**Records for this task**:
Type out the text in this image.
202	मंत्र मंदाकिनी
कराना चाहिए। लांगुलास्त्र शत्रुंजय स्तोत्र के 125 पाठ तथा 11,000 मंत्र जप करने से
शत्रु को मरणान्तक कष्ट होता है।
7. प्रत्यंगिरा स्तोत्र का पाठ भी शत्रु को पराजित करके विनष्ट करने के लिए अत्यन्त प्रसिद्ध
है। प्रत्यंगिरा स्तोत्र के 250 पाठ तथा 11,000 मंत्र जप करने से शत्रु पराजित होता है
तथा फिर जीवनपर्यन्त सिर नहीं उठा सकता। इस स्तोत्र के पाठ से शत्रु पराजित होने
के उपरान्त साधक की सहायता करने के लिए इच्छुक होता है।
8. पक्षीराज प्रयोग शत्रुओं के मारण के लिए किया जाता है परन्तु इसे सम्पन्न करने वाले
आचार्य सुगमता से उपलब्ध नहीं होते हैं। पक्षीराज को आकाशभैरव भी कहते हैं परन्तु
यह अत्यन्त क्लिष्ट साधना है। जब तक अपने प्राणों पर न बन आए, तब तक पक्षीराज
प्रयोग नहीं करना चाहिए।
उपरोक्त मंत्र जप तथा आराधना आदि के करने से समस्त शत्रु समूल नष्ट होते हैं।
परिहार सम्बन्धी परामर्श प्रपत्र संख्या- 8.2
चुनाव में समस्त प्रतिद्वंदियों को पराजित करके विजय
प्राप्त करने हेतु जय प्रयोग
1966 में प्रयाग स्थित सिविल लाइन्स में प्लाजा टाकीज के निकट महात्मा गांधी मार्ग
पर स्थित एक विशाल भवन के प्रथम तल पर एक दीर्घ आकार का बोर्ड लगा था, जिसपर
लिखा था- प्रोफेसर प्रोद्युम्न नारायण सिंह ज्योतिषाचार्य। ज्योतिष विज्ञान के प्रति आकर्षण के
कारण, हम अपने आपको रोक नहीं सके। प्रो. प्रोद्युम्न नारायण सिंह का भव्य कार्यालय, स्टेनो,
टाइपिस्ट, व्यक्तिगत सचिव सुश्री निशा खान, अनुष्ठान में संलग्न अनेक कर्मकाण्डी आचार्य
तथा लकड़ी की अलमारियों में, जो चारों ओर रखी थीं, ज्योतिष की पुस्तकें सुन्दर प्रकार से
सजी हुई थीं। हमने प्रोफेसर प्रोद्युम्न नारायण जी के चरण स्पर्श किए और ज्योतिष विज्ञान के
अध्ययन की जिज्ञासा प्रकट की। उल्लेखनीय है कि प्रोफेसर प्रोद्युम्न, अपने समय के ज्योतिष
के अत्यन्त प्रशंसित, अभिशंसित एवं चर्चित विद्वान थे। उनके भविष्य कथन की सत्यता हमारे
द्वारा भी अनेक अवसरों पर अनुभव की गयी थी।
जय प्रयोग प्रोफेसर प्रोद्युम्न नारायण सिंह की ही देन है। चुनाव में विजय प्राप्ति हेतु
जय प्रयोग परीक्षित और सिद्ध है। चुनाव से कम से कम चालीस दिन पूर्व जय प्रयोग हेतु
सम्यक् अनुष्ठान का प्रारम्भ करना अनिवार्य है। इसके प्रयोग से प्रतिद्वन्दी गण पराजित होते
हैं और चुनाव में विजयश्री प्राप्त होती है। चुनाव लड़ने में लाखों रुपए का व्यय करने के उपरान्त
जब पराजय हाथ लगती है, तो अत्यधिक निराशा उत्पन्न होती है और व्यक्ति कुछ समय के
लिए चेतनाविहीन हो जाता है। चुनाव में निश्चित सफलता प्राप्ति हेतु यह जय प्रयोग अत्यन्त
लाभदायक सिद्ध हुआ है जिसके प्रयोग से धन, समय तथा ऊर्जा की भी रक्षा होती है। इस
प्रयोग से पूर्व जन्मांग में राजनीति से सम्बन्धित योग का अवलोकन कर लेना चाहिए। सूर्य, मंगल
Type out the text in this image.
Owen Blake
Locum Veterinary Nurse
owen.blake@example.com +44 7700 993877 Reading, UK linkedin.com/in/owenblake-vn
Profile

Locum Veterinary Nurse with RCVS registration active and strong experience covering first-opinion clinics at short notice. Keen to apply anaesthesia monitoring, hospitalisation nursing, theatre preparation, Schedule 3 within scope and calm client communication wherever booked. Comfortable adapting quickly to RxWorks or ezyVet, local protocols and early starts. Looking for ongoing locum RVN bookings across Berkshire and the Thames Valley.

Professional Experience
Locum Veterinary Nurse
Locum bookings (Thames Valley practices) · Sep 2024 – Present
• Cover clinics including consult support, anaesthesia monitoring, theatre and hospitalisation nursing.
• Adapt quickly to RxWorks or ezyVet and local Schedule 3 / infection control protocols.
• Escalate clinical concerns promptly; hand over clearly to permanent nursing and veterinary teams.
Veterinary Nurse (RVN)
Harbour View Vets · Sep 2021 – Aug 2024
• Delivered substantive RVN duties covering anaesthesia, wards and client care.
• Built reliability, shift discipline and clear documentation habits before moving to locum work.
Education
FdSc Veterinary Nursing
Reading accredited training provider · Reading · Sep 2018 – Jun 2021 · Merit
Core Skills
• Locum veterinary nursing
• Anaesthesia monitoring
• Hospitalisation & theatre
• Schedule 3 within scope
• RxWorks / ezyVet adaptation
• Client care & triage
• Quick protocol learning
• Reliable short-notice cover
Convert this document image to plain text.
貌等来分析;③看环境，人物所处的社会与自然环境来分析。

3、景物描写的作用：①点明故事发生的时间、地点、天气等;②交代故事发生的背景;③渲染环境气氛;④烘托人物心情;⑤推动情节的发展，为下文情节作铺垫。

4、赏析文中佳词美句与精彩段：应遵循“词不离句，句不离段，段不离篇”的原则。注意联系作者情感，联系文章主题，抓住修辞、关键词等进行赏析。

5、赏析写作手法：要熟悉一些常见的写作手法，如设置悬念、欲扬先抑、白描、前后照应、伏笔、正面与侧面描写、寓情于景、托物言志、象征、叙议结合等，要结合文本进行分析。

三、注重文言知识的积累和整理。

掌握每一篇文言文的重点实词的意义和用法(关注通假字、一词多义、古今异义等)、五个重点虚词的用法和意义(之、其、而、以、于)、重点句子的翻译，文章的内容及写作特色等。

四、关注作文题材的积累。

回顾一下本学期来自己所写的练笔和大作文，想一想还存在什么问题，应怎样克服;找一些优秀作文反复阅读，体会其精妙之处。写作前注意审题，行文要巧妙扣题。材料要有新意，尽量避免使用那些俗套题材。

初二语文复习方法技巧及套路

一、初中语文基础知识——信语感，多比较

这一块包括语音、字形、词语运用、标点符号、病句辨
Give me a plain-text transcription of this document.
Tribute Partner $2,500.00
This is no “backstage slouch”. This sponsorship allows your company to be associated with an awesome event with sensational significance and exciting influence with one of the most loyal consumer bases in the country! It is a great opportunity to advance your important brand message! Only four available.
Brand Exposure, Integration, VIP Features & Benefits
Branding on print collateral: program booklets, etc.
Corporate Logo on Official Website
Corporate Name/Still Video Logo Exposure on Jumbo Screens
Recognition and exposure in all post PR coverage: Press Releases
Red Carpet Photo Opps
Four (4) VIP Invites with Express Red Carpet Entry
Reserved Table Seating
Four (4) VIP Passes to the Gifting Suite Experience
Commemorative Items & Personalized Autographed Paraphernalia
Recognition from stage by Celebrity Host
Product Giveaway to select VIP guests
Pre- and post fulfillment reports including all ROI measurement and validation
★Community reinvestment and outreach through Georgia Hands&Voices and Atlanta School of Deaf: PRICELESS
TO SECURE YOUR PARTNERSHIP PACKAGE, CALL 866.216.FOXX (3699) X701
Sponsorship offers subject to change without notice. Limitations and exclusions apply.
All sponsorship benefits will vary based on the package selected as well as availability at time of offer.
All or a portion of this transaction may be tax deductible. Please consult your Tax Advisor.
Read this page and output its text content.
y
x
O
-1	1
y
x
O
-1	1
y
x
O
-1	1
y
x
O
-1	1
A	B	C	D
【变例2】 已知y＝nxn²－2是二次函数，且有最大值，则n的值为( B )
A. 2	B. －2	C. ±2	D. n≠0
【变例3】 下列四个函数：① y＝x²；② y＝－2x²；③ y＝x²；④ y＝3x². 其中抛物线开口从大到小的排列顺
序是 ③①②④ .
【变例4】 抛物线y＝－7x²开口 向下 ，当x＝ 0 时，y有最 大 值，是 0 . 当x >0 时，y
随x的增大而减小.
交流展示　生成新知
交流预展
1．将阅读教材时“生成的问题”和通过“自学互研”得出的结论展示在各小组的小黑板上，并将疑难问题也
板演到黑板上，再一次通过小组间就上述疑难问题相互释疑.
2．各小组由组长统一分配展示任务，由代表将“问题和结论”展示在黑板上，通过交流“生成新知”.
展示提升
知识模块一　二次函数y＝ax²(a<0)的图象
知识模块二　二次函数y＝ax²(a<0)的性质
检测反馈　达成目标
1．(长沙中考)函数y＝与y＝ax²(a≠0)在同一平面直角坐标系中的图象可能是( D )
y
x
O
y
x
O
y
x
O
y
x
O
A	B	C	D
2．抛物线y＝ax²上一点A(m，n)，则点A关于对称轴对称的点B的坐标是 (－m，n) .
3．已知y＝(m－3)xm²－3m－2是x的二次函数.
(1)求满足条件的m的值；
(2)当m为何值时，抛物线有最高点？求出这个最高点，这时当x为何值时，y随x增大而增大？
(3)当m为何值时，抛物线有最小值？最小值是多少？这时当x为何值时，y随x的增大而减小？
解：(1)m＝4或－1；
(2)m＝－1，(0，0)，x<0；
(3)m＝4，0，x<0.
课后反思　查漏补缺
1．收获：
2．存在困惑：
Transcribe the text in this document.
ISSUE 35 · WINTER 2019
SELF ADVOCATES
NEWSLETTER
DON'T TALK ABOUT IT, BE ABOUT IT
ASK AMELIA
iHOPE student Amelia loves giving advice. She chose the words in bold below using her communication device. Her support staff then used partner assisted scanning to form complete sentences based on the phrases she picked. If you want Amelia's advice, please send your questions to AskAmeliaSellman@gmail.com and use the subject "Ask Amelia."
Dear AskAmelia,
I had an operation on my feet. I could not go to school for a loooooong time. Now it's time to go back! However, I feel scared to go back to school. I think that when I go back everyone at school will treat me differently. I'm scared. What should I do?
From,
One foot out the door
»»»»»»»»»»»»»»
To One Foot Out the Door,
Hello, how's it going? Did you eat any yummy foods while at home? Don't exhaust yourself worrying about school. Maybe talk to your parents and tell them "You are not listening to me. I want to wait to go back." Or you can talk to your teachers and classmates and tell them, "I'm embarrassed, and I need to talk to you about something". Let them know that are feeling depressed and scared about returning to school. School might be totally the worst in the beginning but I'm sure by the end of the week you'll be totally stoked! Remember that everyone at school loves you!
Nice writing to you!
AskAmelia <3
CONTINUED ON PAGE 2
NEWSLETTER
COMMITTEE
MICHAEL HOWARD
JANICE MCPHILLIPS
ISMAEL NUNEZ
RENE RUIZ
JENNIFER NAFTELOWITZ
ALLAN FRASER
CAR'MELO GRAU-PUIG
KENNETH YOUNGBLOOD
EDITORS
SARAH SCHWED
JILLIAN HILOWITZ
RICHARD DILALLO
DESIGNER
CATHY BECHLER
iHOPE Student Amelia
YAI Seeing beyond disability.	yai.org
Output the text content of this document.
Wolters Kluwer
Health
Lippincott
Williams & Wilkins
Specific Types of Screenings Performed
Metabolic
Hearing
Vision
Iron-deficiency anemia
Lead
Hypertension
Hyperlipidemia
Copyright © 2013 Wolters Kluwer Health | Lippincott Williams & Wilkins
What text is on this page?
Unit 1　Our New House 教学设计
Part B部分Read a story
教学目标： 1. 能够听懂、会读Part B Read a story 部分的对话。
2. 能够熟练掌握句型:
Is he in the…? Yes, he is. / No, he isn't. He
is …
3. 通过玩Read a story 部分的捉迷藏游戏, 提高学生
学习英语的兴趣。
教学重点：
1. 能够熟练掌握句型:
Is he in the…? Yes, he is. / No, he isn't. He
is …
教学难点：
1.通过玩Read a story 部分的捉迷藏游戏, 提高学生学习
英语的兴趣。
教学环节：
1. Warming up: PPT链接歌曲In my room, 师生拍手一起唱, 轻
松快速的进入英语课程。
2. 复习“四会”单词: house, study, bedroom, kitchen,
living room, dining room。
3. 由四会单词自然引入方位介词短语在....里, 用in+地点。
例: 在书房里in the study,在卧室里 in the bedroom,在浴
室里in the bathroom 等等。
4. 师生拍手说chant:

**Given problem**:
Give exactly the lines from the one with "Output the text content of this document." to the end of the entries, nothing before them.

**Response to the exercise**:
Output the text content of this document.
Wolters Kluwer
Health
Lippincott
Williams & Wilkins
Specific Types of Screenings Performed
Metabolic
Hearing
Vision
Iron-deficiency anemia
Lead
Hypertension
Hyperlipidemia
Copyright © 2013 Wolters Kluwer Health | Lippincott Williams & Wilkins
What text is on this page?
Unit 1　Our New House 教学设计
Part B部分Read a story
教学目标： 1. 能够听懂、会读Part B Read a story 部分的对话。
2. 能够熟练掌握句型:
Is he in the…? Yes, he is. / No, he isn't. He
is …
3. 通过玩Read a story 部分的捉迷藏游戏, 提高学生
学习英语的兴趣。
教学重点：
1. 能够熟练掌握句型:
Is he in the…? Yes, he is. / No, he isn't. He
is …
教学难点：
1.通过玩Read a story 部分的捉迷藏游戏, 提高学生学习
英语的兴趣。
教学环节：
1. Warming up: PPT链接歌曲In my room, 师生拍手一起唱, 轻
松快速的进入英语课程。
2. 复习“四会”单词: house, study, bedroom, kitchen,
living room, dining room。
3. 由四会单词自然引入方位介词短语在....里, 用in+地点。
例: 在书房里in the study,在卧室里 in the bedroom,在浴
室里in the bathroom 等等。
4. 师生拍手说chant:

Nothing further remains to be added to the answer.